* To be done:
Only the lines from the one containing "Give me a plain-text" through the last line below should be written out, exactly and with both ends kept.

-- Start Data for the task --

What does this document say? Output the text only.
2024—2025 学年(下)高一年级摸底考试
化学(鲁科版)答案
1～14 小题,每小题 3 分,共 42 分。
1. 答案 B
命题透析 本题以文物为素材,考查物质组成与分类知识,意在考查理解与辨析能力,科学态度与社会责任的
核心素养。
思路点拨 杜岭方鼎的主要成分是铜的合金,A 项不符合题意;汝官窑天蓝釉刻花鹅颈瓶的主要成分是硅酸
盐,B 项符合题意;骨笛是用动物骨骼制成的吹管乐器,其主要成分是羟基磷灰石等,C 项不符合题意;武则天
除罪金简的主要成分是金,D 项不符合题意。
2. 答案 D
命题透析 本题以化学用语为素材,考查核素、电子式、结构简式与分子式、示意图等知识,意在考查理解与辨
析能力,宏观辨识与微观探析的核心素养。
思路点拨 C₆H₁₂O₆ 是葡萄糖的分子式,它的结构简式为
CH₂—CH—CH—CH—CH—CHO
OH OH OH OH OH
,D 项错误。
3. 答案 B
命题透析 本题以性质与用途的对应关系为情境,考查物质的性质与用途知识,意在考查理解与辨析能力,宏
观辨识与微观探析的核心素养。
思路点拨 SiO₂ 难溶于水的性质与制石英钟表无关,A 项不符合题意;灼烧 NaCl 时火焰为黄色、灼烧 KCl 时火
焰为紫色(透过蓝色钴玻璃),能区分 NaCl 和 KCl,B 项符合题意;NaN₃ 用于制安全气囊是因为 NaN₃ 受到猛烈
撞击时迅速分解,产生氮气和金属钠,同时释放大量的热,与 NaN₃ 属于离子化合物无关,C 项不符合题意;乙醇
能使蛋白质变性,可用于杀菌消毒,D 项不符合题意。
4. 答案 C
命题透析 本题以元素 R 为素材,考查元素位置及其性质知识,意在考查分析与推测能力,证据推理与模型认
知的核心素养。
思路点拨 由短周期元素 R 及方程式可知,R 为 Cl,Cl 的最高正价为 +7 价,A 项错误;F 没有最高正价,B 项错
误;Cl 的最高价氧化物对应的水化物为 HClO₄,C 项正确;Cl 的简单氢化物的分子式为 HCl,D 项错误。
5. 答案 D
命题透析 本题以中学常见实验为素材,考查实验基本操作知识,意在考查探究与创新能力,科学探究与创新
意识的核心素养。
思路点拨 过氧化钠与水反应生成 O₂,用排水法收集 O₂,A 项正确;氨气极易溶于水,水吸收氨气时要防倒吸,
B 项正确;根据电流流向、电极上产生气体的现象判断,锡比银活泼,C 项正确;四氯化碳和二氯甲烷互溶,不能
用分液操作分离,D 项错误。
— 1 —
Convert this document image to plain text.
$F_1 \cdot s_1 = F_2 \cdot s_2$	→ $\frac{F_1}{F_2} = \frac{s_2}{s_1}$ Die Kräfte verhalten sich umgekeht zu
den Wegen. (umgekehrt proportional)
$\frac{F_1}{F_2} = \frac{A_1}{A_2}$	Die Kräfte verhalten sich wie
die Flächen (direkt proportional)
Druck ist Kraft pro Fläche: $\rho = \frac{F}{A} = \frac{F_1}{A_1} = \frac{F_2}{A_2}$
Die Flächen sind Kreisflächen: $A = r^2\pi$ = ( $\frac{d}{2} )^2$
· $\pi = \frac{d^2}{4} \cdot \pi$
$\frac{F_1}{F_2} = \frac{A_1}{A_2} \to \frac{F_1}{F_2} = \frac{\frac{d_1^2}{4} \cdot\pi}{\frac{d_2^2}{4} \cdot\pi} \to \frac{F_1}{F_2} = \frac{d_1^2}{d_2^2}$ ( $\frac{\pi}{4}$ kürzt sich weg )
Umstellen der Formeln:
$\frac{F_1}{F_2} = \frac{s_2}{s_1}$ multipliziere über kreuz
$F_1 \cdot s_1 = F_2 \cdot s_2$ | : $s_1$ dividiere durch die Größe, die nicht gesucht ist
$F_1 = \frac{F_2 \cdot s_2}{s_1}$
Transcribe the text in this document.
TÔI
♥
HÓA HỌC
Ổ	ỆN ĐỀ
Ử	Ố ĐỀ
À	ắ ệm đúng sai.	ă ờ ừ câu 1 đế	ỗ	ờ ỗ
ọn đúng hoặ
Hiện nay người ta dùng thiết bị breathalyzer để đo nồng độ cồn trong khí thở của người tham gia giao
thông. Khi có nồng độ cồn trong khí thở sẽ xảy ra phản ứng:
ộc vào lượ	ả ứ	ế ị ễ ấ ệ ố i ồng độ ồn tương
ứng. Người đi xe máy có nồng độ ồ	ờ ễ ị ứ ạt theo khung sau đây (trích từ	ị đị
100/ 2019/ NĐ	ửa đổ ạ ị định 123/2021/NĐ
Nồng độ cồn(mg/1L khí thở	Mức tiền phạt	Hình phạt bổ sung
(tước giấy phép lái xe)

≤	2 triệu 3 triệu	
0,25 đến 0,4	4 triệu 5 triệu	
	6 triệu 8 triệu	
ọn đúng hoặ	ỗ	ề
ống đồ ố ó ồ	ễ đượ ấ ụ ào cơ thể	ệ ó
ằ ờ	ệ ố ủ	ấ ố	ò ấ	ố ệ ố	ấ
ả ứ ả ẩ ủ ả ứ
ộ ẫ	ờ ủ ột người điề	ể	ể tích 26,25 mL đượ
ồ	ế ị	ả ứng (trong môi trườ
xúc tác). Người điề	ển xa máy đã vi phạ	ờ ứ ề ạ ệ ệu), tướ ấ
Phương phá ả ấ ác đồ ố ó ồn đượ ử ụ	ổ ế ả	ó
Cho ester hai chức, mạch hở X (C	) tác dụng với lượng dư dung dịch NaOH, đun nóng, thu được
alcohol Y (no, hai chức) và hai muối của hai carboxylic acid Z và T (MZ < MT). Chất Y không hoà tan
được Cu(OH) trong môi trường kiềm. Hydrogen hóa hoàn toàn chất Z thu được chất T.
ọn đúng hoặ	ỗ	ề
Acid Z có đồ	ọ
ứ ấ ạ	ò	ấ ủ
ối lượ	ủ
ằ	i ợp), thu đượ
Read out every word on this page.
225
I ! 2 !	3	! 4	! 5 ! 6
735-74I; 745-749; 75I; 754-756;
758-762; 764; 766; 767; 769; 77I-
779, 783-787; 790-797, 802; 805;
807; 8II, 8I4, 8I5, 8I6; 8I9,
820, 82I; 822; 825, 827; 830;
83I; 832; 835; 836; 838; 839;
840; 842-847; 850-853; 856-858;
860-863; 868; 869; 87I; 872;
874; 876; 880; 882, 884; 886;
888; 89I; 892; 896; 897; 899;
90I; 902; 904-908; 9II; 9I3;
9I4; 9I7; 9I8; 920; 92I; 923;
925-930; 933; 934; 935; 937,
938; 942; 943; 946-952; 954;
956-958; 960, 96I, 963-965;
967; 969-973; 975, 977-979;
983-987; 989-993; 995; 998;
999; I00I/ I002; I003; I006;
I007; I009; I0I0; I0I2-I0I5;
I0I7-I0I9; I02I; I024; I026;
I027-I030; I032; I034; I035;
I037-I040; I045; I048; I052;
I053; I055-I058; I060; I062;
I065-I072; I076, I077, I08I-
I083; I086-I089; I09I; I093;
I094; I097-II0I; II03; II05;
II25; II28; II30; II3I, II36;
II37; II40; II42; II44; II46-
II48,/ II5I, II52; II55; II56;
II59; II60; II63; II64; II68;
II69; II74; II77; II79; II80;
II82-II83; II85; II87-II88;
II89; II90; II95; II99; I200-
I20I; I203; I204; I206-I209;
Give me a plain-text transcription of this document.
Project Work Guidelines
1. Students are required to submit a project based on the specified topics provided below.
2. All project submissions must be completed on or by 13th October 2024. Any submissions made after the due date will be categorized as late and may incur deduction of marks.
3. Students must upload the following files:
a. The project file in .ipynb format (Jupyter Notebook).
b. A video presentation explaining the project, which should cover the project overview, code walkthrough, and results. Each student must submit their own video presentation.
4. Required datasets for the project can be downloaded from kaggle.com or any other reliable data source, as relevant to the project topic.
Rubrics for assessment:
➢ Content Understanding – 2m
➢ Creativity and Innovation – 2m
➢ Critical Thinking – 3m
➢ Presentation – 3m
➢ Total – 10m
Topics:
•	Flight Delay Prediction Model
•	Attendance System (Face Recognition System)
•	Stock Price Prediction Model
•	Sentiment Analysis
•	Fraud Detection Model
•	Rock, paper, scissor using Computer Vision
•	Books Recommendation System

-- End Data for the task --

* Complete response:
Give me a plain-text transcription of this document.
Project Work Guidelines
1. Students are required to submit a project based on the specified topics provided below.
2. All project submissions must be completed on or by 13th October 2024. Any submissions made after the due date will be categorized as late and may incur deduction of marks.
3. Students must upload the following files:
a. The project file in .ipynb format (Jupyter Notebook).
b. A video presentation explaining the project, which should cover the project overview, code walkthrough, and results. Each student must submit their own video presentation.
4. Required datasets for the project can be downloaded from kaggle.com or any other reliable data source, as relevant to the project topic.
Rubrics for assessment:
➢ Content Understanding – 2m
➢ Creativity and Innovation – 2m
➢ Critical Thinking – 3m
➢ Presentation – 3m
➢ Total – 10m
Topics:
•	Flight Delay Prediction Model
•	Attendance System (Face Recognition System)
•	Stock Price Prediction Model
•	Sentiment Analysis
•	Fraud Detection Model
•	Rock, paper, scissor using Computer Vision
•	Books Recommendation System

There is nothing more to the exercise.